Your goal: Using the records below, report how many lines hold "Total", with no extra text.

[Structured figure records]
——
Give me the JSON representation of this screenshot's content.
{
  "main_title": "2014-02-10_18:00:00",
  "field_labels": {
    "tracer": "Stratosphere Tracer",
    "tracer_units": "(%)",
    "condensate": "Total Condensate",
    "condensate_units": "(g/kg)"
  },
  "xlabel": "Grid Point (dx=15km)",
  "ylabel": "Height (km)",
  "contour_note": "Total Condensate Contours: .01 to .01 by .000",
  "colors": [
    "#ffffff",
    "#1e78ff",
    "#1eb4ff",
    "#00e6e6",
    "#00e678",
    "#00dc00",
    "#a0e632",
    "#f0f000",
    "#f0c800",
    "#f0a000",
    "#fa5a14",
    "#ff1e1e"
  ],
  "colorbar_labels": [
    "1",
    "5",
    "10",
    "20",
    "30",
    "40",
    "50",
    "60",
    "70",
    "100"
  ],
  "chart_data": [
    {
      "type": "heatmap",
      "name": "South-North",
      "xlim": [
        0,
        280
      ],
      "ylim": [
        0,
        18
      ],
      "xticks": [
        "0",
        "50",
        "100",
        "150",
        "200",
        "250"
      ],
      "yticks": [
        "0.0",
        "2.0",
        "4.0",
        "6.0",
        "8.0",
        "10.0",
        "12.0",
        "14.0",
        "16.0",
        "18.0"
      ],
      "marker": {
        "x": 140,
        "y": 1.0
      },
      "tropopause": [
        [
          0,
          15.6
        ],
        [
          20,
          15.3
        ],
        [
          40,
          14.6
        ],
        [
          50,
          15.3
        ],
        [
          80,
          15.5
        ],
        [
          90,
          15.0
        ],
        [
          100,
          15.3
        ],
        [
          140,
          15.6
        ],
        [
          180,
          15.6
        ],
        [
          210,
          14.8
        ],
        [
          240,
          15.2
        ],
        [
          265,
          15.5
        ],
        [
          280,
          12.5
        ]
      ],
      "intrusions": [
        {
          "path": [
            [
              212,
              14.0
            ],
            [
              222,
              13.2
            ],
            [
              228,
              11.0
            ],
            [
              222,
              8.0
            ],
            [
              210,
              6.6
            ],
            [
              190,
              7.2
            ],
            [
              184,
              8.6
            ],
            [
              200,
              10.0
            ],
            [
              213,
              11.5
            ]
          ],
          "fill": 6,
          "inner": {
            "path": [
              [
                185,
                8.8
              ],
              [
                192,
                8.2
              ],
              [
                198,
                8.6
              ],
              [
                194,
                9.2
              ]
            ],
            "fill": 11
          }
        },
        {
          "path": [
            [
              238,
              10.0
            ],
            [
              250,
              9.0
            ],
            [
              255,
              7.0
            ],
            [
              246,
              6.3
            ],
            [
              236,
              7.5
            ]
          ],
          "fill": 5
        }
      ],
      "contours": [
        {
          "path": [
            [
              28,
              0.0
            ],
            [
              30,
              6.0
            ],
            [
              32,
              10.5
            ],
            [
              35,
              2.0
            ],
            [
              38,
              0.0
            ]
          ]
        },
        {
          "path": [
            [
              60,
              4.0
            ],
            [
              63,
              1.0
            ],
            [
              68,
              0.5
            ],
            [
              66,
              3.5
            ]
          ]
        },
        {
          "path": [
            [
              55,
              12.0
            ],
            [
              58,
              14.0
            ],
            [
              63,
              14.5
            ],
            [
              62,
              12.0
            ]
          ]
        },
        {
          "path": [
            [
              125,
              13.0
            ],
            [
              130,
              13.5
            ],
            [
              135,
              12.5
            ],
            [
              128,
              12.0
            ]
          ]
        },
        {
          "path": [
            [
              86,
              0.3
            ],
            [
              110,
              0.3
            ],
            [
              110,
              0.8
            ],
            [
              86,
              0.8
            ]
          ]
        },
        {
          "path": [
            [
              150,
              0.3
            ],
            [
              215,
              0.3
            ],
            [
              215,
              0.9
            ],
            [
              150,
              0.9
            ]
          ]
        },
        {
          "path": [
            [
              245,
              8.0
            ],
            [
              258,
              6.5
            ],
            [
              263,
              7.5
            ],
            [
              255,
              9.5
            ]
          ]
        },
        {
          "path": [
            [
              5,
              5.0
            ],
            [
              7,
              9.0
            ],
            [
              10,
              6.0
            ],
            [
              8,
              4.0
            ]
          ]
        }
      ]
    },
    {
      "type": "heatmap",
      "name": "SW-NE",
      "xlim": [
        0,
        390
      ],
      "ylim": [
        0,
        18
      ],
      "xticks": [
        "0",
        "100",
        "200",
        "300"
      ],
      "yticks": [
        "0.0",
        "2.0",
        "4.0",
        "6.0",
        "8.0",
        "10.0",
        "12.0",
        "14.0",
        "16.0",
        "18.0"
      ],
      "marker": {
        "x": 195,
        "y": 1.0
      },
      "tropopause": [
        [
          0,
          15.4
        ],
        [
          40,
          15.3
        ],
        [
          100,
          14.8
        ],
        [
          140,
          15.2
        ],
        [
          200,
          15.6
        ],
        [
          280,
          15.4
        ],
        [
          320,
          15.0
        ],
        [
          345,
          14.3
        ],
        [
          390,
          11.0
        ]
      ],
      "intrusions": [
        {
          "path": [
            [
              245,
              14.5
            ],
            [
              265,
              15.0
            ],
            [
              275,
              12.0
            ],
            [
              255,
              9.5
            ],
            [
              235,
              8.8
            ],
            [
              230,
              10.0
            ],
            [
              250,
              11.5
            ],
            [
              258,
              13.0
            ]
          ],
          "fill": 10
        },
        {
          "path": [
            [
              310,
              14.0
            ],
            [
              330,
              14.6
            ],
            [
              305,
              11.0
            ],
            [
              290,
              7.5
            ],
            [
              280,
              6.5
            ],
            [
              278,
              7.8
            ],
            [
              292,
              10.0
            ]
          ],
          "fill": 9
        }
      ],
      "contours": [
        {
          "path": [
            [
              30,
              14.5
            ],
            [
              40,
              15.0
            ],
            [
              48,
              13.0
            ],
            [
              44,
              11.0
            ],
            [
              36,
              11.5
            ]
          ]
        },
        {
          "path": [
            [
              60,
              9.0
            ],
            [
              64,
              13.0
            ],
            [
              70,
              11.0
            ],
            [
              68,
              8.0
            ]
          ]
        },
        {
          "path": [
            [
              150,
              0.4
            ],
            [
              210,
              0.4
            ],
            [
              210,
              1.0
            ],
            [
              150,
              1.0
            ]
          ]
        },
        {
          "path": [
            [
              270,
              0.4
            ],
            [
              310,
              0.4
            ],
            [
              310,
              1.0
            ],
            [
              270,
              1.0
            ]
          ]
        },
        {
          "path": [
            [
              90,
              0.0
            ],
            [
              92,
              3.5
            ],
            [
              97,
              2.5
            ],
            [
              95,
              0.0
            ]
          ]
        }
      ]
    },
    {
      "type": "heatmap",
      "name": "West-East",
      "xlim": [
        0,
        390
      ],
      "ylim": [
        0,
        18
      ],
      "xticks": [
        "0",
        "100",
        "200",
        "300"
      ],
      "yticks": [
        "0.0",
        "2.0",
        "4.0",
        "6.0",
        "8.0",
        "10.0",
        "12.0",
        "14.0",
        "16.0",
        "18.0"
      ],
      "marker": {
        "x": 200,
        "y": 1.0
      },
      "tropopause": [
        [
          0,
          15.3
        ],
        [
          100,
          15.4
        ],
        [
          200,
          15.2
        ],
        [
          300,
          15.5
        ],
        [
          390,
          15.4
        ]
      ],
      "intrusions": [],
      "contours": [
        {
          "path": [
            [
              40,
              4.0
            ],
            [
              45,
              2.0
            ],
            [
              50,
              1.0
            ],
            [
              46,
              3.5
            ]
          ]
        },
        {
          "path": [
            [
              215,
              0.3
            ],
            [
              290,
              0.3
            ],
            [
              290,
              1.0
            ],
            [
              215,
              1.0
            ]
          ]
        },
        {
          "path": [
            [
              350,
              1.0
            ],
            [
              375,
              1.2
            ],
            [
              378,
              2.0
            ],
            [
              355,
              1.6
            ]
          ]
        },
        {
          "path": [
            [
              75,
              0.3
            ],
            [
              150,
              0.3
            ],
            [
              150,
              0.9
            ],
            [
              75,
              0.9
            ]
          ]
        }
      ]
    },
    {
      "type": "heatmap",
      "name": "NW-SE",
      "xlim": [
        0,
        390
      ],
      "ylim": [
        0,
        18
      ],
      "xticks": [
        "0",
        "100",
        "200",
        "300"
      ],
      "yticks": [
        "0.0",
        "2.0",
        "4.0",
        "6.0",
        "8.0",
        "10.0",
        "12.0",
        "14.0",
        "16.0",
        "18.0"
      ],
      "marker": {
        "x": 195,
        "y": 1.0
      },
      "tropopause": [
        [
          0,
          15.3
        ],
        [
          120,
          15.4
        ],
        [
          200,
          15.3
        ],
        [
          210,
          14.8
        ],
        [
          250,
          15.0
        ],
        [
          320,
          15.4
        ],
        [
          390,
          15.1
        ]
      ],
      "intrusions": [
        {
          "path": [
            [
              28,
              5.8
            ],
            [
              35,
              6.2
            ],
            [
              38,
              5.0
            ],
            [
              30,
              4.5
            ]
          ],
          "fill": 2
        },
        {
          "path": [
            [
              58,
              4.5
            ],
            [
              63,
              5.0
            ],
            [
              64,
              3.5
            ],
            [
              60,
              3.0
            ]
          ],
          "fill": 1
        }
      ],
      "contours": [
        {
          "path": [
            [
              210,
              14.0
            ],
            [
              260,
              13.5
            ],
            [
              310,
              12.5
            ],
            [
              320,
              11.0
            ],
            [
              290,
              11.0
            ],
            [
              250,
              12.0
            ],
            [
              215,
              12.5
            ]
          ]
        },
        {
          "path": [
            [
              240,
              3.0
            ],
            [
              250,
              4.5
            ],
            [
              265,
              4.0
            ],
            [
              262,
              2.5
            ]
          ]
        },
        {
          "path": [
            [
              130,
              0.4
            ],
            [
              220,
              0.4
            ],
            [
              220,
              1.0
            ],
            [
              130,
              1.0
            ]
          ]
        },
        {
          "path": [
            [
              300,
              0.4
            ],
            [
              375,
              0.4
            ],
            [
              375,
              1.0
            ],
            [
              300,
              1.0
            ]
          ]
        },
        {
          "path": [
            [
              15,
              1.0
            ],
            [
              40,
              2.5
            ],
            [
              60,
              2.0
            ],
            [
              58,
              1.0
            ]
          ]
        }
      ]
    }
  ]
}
——
Answer to this exercise: 2